[start Record extracts]

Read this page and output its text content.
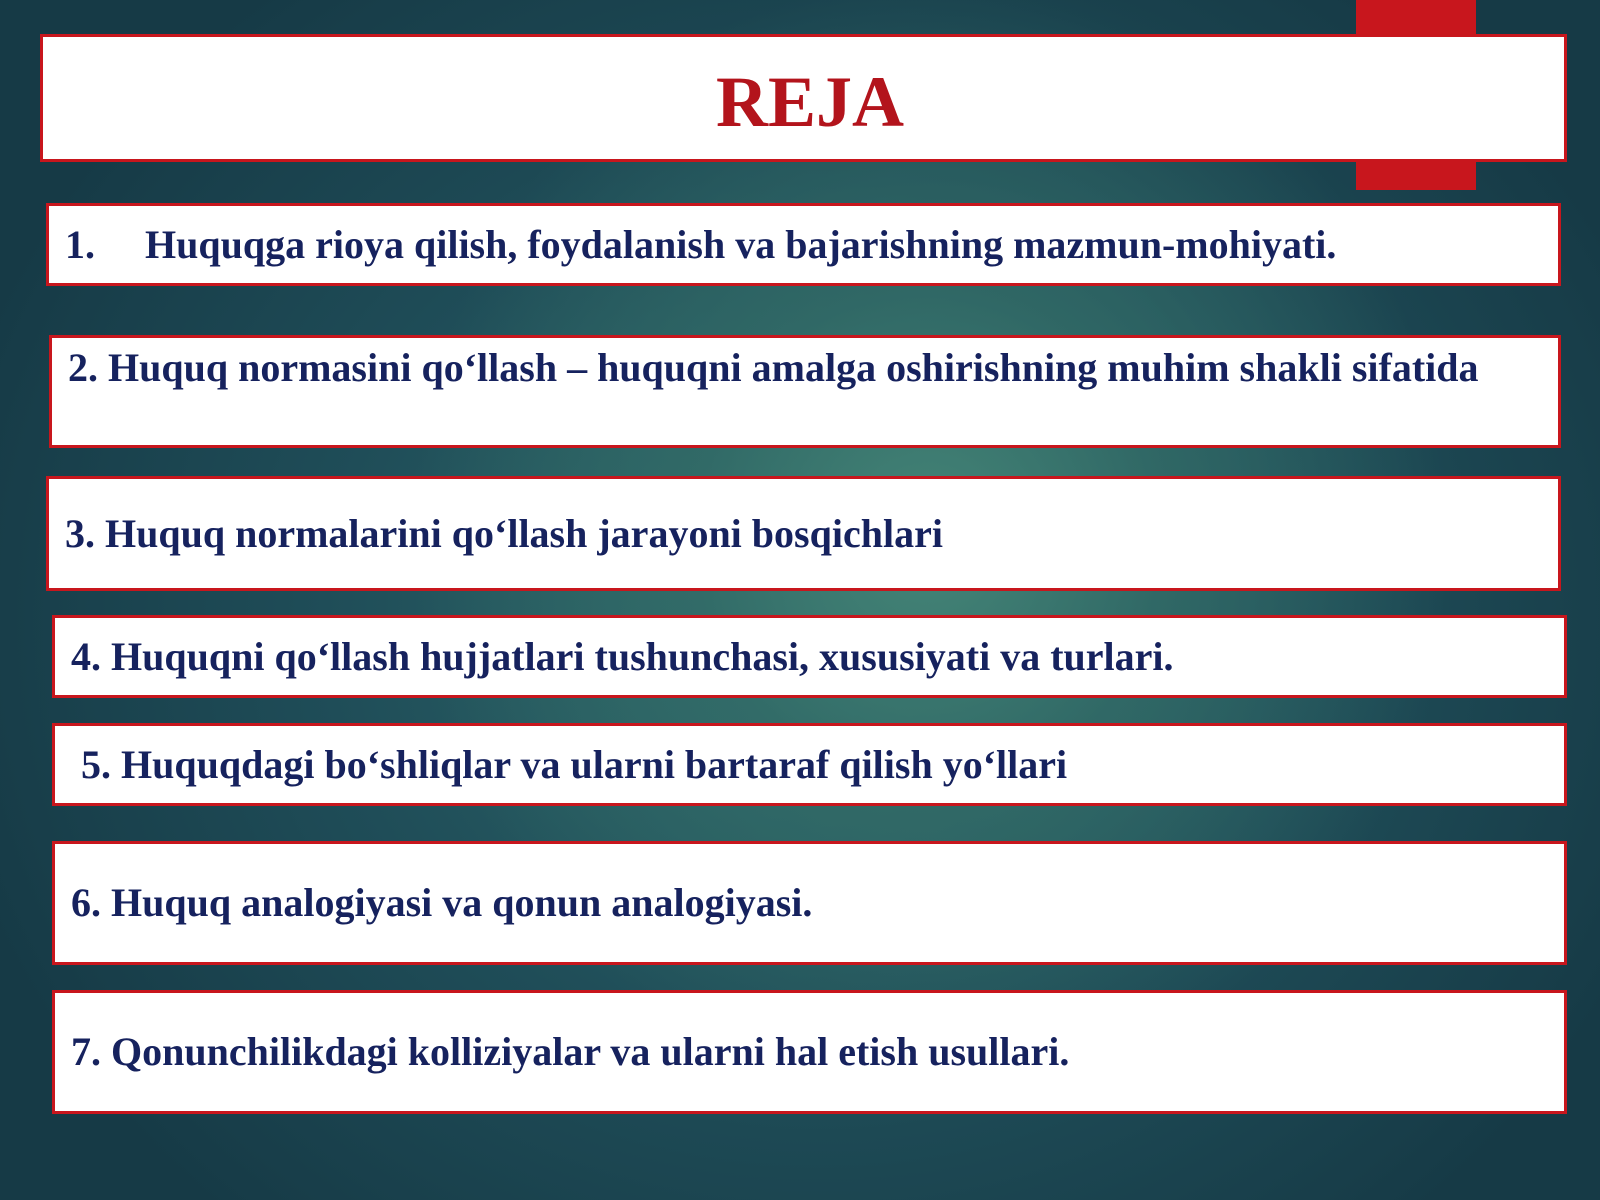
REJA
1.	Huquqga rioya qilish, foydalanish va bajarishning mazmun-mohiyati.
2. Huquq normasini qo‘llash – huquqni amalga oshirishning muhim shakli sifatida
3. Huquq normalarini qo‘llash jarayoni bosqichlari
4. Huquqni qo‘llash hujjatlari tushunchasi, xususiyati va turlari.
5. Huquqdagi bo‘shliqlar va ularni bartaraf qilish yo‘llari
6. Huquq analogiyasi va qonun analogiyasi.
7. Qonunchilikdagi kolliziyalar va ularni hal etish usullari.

[end Record extracts]

- [Task brief]
Omit pictures; set down the rest of the material word for word.

- [Solution]
Read this page and output its text content.
REJA
1.	Huquqga rioya qilish, foydalanish va bajarishning mazmun-mohiyati.
2. Huquq normasini qo‘llash – huquqni amalga oshirishning muhim shakli sifatida
3. Huquq normalarini qo‘llash jarayoni bosqichlari
4. Huquqni qo‘llash hujjatlari tushunchasi, xususiyati va turlari.
5. Huquqdagi bo‘shliqlar va ularni bartaraf qilish yo‘llari
6. Huquq analogiyasi va qonun analogiyasi.
7. Qonunchilikdagi kolliziyalar va ularni hal etish usullari.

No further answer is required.